> What is required
What you return must be the full data, repeated verbatim, with no pictures in it.

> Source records
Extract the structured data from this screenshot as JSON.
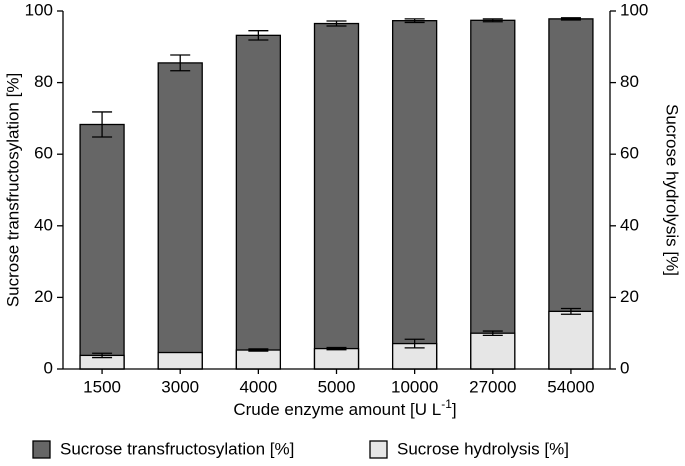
{
  "chart_data": {
    "type": "bar",
    "ylabel": "Sucrose transfructosylation [%]",
    "y2label": "Sucrose hydrolysis [%]",
    "xlabel": [
      "Crude enzyme amount [U L",
      "-1",
      "]"
    ],
    "categories": [
      "1500",
      "3000",
      "4000",
      "5000",
      "10000",
      "27000",
      "54000"
    ],
    "series": [
      {
        "name": "Sucrose transfructosylation [%]",
        "color": "#666666",
        "axis": "y",
        "values": [
          68.3,
          85.5,
          93.2,
          96.5,
          97.3,
          97.4,
          97.8
        ],
        "errors": [
          3.5,
          2.2,
          1.3,
          0.7,
          0.5,
          0.4,
          0.3
        ]
      },
      {
        "name": "Sucrose hydrolysis [%]",
        "color": "#e6e6e6",
        "axis": "y2",
        "values": [
          3.8,
          4.6,
          5.3,
          5.7,
          7.1,
          10.0,
          16.1
        ],
        "errors": [
          0.6,
          0,
          0.3,
          0.3,
          1.2,
          0.6,
          0.8
        ]
      }
    ],
    "ylim": [
      0,
      100
    ],
    "yticks": [
      0,
      20,
      40,
      60,
      80,
      100
    ],
    "y2lim": [
      0,
      100
    ],
    "y2ticks": [
      0,
      20,
      40,
      60,
      80,
      100
    ],
    "legend": "bottom"
  }
}
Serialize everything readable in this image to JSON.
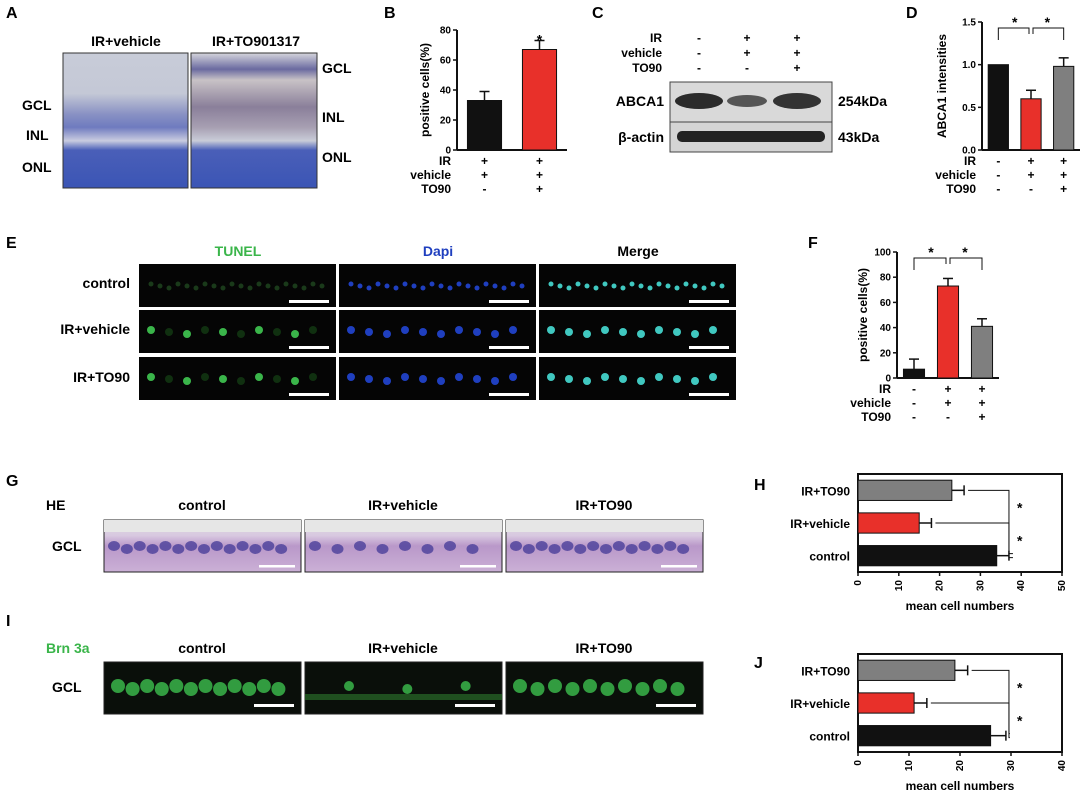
{
  "panels": {
    "A": {
      "letter": "A",
      "col1": "IR+vehicle",
      "col2": "IR+TO901317",
      "layers_left": [
        "GCL",
        "INL",
        "ONL"
      ],
      "layers_right": [
        "GCL",
        "INL",
        "ONL"
      ]
    },
    "C": {
      "letter": "C",
      "conditions": [
        "IR",
        "vehicle",
        "TO90"
      ],
      "signs": [
        [
          "-",
          "+",
          "+"
        ],
        [
          "-",
          "+",
          "+"
        ],
        [
          "-",
          "-",
          "+"
        ]
      ],
      "bands": [
        "ABCA1",
        "β-actin"
      ],
      "sizes": [
        "254kDa",
        "43kDa"
      ]
    },
    "E": {
      "letter": "E",
      "columns": [
        "TUNEL",
        "Dapi",
        "Merge"
      ],
      "rows": [
        "control",
        "IR+vehicle",
        "IR+TO90"
      ]
    },
    "G": {
      "letter": "G",
      "stain": "HE",
      "layer": "GCL",
      "columns": [
        "control",
        "IR+vehicle",
        "IR+TO90"
      ]
    },
    "I": {
      "letter": "I",
      "stain": "Brn 3a",
      "layer": "GCL",
      "columns": [
        "control",
        "IR+vehicle",
        "IR+TO90"
      ]
    }
  },
  "colors": {
    "black": "#111111",
    "red": "#e8302a",
    "gray": "#7f7f7f",
    "tunel": "#3ab54a",
    "dapi": "#1f3fbf",
    "brn3a": "#3ab54a"
  },
  "chart_data": [
    {
      "panel": "B",
      "type": "bar",
      "ylabel": "positive cells(%)",
      "ylim": [
        0,
        80
      ],
      "yticks": [
        0,
        20,
        40,
        60,
        80
      ],
      "conditions": [
        "IR",
        "vehicle",
        "TO90"
      ],
      "signs": [
        [
          "+",
          "+"
        ],
        [
          "+",
          "+"
        ],
        [
          "-",
          "+"
        ]
      ],
      "values": [
        33,
        67
      ],
      "errors": [
        6,
        6
      ],
      "colors": [
        "#111111",
        "#e8302a"
      ],
      "significance": [
        "*"
      ]
    },
    {
      "panel": "D",
      "type": "bar",
      "ylabel": "ABCA1 intensities",
      "ylim": [
        0,
        1.5
      ],
      "yticks": [
        0.0,
        0.5,
        1.0,
        1.5
      ],
      "conditions": [
        "IR",
        "vehicle",
        "TO90"
      ],
      "signs": [
        [
          "-",
          "+",
          "+"
        ],
        [
          "-",
          "+",
          "+"
        ],
        [
          "-",
          "-",
          "+"
        ]
      ],
      "values": [
        1.0,
        0.6,
        0.98
      ],
      "errors": [
        0,
        0.1,
        0.1
      ],
      "colors": [
        "#111111",
        "#e8302a",
        "#7f7f7f"
      ],
      "significance": [
        "*",
        "*"
      ]
    },
    {
      "panel": "F",
      "type": "bar",
      "ylabel": "positive cells(%)",
      "ylim": [
        0,
        100
      ],
      "yticks": [
        0,
        20,
        40,
        60,
        80,
        100
      ],
      "conditions": [
        "IR",
        "vehicle",
        "TO90"
      ],
      "signs": [
        [
          "-",
          "+",
          "+"
        ],
        [
          "-",
          "+",
          "+"
        ],
        [
          "-",
          "-",
          "+"
        ]
      ],
      "values": [
        7,
        73,
        41
      ],
      "errors": [
        8,
        6,
        6
      ],
      "colors": [
        "#111111",
        "#e8302a",
        "#7f7f7f"
      ],
      "significance": [
        "*",
        "*"
      ]
    },
    {
      "panel": "H",
      "type": "bar",
      "orientation": "horizontal",
      "categories": [
        "IR+TO90",
        "IR+vehicle",
        "control"
      ],
      "values": [
        23,
        15,
        34
      ],
      "errors": [
        3,
        3,
        3
      ],
      "colors": [
        "#7f7f7f",
        "#e8302a",
        "#111111"
      ],
      "xlabel": "mean cell numbers",
      "xlim": [
        0,
        50
      ],
      "xticks": [
        0,
        10,
        20,
        30,
        40,
        50
      ],
      "significance": [
        "*",
        "*"
      ]
    },
    {
      "panel": "J",
      "type": "bar",
      "orientation": "horizontal",
      "categories": [
        "IR+TO90",
        "IR+vehicle",
        "control"
      ],
      "values": [
        19,
        11,
        26
      ],
      "errors": [
        2.5,
        2.5,
        3
      ],
      "colors": [
        "#7f7f7f",
        "#e8302a",
        "#111111"
      ],
      "xlabel": "mean cell numbers",
      "xlim": [
        0,
        40
      ],
      "xticks": [
        0,
        10,
        20,
        30,
        40
      ],
      "significance": [
        "*",
        "*"
      ]
    }
  ]
}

> Solved exercise
Extract the structured data from this screenshot as JSON.
{
  "chart_data": {
    "type": "bar",
    "ylabel": "Sucrose transfructosylation [%]",
    "y2label": "Sucrose hydrolysis [%]",
    "xlabel": [
      "Crude enzyme amount [U L",
      "-1",
      "]"
    ],
    "categories": [
      "1500",
      "3000",
      "4000",
      "5000",
      "10000",
      "27000",
      "54000"
    ],
    "series": [
      {
        "name": "Sucrose transfructosylation [%]",
        "color": "#666666",
        "axis": "y",
        "values": [
          68.3,
          85.5,
          93.2,
          96.5,
          97.3,
          97.4,
          97.8
        ],
        "errors": [
          3.5,
          2.2,
          1.3,
          0.7,
          0.5,
          0.4,
          0.3
        ]
      },
      {
        "name": "Sucrose hydrolysis [%]",
        "color": "#e6e6e6",
        "axis": "y2",
        "values": [
          3.8,
          4.6,
          5.3,
          5.7,
          7.1,
          10.0,
          16.1
        ],
        "errors": [
          0.6,
          0,
          0.3,
          0.3,
          1.2,
          0.6,
          0.8
        ]
      }
    ],
    "ylim": [
      0,
      100
    ],
    "yticks": [
      0,
      20,
      40,
      60,
      80,
      100
    ],
    "y2lim": [
      0,
      100
    ],
    "y2ticks": [
      0,
      20,
      40,
      60,
      80,
      100
    ],
    "legend": "bottom"
  }
}
Serialize everything readable in this image to JSON.
{
  "panels": {
    "A": {
      "letter": "A",
      "col1": "IR+vehicle",
      "col2": "IR+TO901317",
      "layers_left": [
        "GCL",
        "INL",
        "ONL"
      ],
      "layers_right": [
        "GCL",
        "INL",
        "ONL"
      ]
    },
    "C": {
      "letter": "C",
      "conditions": [
        "IR",
        "vehicle",
        "TO90"
      ],
      "signs": [
        [
          "-",
          "+",
          "+"
        ],
        [
          "-",
          "+",
          "+"
        ],
        [
          "-",
          "-",
          "+"
        ]
      ],
      "bands": [
        "ABCA1",
        "β-actin"
      ],
      "sizes": [
        "254kDa",
        "43kDa"
      ]
    },
    "E": {
      "letter": "E",
      "columns": [
        "TUNEL",
        "Dapi",
        "Merge"
      ],
      "rows": [
        "control",
        "IR+vehicle",
        "IR+TO90"
      ]
    },
    "G": {
      "letter": "G",
      "stain": "HE",
      "layer": "GCL",
      "columns": [
        "control",
        "IR+vehicle",
        "IR+TO90"
      ]
    },
    "I": {
      "letter": "I",
      "stain": "Brn 3a",
      "layer": "GCL",
      "columns": [
        "control",
        "IR+vehicle",
        "IR+TO90"
      ]
    }
  },
  "colors": {
    "black": "#111111",
    "red": "#e8302a",
    "gray": "#7f7f7f",
    "tunel": "#3ab54a",
    "dapi": "#1f3fbf",
    "brn3a": "#3ab54a"
  },
  "chart_data": [
    {
      "panel": "B",
      "type": "bar",
      "ylabel": "positive cells(%)",
      "ylim": [
        0,
        80
      ],
      "yticks": [
        0,
        20,
        40,
        60,
        80
      ],
      "conditions": [
        "IR",
        "vehicle",
        "TO90"
      ],
      "signs": [
        [
          "+",
          "+"
        ],
        [
          "+",
          "+"
        ],
        [
          "-",
          "+"
        ]
      ],
      "values": [
        33,
        67
      ],
      "errors": [
        6,
        6
      ],
      "colors": [
        "#111111",
        "#e8302a"
      ],
      "significance": [
        "*"
      ]
    },
    {
      "panel": "D",
      "type": "bar",
      "ylabel": "ABCA1 intensities",
      "ylim": [
        0,
        1.5
      ],
      "yticks": [
        0.0,
        0.5,
        1.0,
        1.5
      ],
      "conditions": [
        "IR",
        "vehicle",
        "TO90"
      ],
      "signs": [
        [
          "-",
          "+",
          "+"
        ],
        [
          "-",
          "+",
          "+"
        ],
        [
          "-",
          "-",
          "+"
        ]
      ],
      "values": [
        1.0,
        0.6,
        0.98
      ],
      "errors": [
        0,
        0.1,
        0.1
      ],
      "colors": [
        "#111111",
        "#e8302a",
        "#7f7f7f"
      ],
      "significance": [
        "*",
        "*"
      ]
    },
    {
      "panel": "F",
      "type": "bar",
      "ylabel": "positive cells(%)",
      "ylim": [
        0,
        100
      ],
      "yticks": [
        0,
        20,
        40,
        60,
        80,
        100
      ],
      "conditions": [
        "IR",
        "vehicle",
        "TO90"
      ],
      "signs": [
        [
          "-",
          "+",
          "+"
        ],
        [
          "-",
          "+",
          "+"
        ],
        [
          "-",
          "-",
          "+"
        ]
      ],
      "values": [
        7,
        73,
        41
      ],
      "errors": [
        8,
        6,
        6
      ],
      "colors": [
        "#111111",
        "#e8302a",
        "#7f7f7f"
      ],
      "significance": [
        "*",
        "*"
      ]
    },
    {
      "panel": "H",
      "type": "bar",
      "orientation": "horizontal",
      "categories": [
        "IR+TO90",
        "IR+vehicle",
        "control"
      ],
      "values": [
        23,
        15,
        34
      ],
      "errors": [
        3,
        3,
        3
      ],
      "colors": [
        "#7f7f7f",
        "#e8302a",
        "#111111"
      ],
      "xlabel": "mean cell numbers",
      "xlim": [
        0,
        50
      ],
      "xticks": [
        0,
        10,
        20,
        30,
        40,
        50
      ],
      "significance": [
        "*",
        "*"
      ]
    },
    {
      "panel": "J",
      "type": "bar",
      "orientation": "horizontal",
      "categories": [
        "IR+TO90",
        "IR+vehicle",
        "control"
      ],
      "values": [
        19,
        11,
        26
      ],
      "errors": [
        2.5,
        2.5,
        3
      ],
      "colors": [
        "#7f7f7f",
        "#e8302a",
        "#111111"
      ],
      "xlabel": "mean cell numbers",
      "xlim": [
        0,
        40
      ],
      "xticks": [
        0,
        10,
        20,
        30,
        40
      ],
      "significance": [
        "*",
        "*"
      ]
    }
  ]
}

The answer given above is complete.